> [PROBLEM REQUIREMENTS] Check every line below for the word "JSON" and give only the number of lines where it appears.

> [MATERIALS PROVIDED]

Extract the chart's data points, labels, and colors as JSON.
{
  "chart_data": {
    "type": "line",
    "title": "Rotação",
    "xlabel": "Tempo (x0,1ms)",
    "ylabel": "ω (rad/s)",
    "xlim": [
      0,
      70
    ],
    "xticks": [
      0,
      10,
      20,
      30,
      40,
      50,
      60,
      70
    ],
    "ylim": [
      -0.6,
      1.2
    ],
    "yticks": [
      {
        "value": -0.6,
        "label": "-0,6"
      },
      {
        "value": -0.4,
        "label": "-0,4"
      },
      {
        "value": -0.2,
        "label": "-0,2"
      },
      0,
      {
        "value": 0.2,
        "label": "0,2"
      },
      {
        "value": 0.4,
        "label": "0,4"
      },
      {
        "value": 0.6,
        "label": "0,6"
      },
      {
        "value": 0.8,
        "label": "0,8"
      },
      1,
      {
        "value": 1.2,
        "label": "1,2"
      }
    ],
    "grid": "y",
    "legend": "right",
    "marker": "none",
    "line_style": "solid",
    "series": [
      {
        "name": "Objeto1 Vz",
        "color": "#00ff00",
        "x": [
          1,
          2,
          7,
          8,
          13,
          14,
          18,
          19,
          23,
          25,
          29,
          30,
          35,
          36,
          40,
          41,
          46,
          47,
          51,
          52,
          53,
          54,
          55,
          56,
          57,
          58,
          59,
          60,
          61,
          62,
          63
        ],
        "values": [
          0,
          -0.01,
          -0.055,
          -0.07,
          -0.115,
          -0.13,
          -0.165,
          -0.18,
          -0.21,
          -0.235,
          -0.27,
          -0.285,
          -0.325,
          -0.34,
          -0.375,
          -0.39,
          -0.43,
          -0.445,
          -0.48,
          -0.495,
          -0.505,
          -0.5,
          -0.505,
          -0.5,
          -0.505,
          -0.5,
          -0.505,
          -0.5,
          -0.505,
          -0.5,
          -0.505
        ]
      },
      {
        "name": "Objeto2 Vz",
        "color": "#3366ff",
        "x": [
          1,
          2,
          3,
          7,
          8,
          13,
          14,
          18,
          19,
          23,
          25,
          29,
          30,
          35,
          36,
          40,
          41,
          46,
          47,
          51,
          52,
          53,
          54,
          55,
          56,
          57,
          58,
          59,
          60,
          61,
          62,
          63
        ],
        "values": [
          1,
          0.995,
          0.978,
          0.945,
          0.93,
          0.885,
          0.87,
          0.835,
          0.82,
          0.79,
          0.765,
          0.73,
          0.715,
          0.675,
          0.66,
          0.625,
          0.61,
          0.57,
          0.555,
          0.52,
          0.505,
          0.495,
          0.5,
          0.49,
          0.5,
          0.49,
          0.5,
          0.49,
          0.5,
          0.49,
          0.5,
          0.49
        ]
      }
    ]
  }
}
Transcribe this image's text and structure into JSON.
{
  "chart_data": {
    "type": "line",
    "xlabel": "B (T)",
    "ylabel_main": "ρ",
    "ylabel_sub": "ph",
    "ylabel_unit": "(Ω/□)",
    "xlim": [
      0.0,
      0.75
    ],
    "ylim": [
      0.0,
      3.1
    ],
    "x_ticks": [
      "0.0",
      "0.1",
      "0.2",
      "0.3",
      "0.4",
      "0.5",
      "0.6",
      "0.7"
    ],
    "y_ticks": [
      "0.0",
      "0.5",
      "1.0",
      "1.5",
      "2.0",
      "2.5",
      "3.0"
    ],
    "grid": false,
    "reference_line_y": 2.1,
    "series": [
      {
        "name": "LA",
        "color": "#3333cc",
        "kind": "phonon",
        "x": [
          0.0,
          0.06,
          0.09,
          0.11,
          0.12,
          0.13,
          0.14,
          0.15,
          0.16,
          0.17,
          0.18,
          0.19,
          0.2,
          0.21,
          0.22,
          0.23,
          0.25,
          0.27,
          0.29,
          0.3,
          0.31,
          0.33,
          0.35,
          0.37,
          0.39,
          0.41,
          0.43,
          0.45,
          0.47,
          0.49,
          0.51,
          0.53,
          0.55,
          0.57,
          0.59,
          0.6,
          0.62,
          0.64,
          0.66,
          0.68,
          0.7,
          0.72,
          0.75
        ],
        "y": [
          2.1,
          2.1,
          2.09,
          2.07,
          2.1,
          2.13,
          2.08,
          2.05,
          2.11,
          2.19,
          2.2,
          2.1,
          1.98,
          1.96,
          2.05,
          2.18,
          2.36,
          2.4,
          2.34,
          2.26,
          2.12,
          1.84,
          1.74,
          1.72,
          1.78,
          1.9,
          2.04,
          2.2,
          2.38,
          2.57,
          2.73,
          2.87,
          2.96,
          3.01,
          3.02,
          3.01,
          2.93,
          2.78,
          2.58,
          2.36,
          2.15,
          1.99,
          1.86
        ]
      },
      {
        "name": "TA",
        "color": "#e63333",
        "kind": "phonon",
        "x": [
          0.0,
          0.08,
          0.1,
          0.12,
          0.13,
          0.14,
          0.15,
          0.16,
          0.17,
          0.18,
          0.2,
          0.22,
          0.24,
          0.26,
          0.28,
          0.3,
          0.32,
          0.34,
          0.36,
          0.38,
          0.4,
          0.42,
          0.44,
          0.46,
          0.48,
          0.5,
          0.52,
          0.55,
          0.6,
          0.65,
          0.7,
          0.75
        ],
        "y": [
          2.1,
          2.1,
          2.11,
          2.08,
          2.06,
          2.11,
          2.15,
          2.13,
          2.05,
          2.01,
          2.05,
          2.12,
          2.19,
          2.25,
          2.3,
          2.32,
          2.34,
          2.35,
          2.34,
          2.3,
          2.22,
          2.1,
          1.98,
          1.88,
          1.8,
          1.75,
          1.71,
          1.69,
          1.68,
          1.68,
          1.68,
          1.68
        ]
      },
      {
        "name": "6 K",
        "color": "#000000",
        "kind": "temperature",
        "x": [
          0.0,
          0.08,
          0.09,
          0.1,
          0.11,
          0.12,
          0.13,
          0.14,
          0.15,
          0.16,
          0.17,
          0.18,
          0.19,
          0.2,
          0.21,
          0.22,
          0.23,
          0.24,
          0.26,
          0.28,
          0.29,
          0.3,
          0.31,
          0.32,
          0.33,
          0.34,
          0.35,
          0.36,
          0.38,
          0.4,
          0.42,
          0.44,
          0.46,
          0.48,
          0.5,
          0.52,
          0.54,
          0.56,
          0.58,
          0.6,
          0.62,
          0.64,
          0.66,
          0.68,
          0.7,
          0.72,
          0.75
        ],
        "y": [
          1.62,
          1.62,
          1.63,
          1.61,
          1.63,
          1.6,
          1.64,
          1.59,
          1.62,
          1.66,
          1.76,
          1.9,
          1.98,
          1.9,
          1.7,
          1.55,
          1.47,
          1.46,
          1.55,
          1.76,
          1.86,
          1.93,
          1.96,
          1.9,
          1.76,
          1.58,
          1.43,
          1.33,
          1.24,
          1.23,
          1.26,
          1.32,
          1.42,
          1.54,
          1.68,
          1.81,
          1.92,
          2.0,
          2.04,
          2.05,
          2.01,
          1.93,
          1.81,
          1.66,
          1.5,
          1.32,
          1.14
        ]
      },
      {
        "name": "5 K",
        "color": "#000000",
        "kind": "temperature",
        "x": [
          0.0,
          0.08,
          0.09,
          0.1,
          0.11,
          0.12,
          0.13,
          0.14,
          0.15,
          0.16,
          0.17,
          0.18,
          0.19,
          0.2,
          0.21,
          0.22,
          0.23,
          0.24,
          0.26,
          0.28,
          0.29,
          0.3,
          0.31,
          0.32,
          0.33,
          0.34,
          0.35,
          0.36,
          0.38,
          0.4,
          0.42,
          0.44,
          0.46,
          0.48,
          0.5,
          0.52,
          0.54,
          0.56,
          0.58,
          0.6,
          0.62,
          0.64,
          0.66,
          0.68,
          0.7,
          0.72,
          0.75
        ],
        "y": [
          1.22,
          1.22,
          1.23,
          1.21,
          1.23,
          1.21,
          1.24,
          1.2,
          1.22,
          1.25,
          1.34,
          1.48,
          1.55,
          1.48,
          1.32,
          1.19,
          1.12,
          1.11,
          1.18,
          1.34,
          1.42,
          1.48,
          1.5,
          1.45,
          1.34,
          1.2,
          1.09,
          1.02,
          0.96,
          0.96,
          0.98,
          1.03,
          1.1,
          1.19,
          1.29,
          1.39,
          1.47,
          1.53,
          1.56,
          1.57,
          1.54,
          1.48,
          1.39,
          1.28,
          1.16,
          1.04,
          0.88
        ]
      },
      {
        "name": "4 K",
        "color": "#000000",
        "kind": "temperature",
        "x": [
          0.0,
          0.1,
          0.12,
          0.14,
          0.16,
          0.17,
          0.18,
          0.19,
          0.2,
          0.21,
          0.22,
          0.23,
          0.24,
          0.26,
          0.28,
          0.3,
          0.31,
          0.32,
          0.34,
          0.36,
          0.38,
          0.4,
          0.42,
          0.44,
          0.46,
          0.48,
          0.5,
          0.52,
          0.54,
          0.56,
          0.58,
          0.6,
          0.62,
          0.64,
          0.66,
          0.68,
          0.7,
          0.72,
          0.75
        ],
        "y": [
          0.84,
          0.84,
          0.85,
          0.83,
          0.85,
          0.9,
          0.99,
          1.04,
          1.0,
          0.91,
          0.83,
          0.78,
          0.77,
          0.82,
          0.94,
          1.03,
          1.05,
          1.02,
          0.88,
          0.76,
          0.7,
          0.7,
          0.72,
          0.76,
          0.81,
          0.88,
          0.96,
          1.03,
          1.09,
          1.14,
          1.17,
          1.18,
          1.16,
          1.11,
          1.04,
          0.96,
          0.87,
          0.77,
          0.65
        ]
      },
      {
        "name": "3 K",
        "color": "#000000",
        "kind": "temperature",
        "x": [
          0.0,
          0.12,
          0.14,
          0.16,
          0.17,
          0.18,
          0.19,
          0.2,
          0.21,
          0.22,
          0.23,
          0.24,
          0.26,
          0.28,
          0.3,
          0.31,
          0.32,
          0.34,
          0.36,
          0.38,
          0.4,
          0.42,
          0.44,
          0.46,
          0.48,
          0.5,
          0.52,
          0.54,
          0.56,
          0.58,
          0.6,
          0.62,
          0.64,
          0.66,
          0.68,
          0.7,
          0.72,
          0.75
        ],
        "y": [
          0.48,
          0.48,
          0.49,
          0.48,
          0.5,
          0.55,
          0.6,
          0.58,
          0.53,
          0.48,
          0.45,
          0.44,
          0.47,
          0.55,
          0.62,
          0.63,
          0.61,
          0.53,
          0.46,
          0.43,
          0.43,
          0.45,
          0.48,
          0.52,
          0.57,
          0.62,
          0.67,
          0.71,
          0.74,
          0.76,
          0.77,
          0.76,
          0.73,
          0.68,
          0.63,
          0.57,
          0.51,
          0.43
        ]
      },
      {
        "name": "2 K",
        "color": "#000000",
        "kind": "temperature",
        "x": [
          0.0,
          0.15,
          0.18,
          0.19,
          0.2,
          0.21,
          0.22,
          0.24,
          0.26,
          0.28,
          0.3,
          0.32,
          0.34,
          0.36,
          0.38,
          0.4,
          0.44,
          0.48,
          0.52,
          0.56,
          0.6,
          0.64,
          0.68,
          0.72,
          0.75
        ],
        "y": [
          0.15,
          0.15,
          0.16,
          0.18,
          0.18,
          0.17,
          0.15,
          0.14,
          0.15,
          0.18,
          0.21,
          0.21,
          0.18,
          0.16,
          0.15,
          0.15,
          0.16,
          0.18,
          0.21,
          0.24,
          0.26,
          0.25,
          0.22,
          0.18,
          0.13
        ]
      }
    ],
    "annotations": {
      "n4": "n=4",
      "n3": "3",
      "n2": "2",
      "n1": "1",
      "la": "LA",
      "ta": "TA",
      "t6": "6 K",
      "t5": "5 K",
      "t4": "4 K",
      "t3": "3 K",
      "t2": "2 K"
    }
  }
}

> [RESPONSE] 2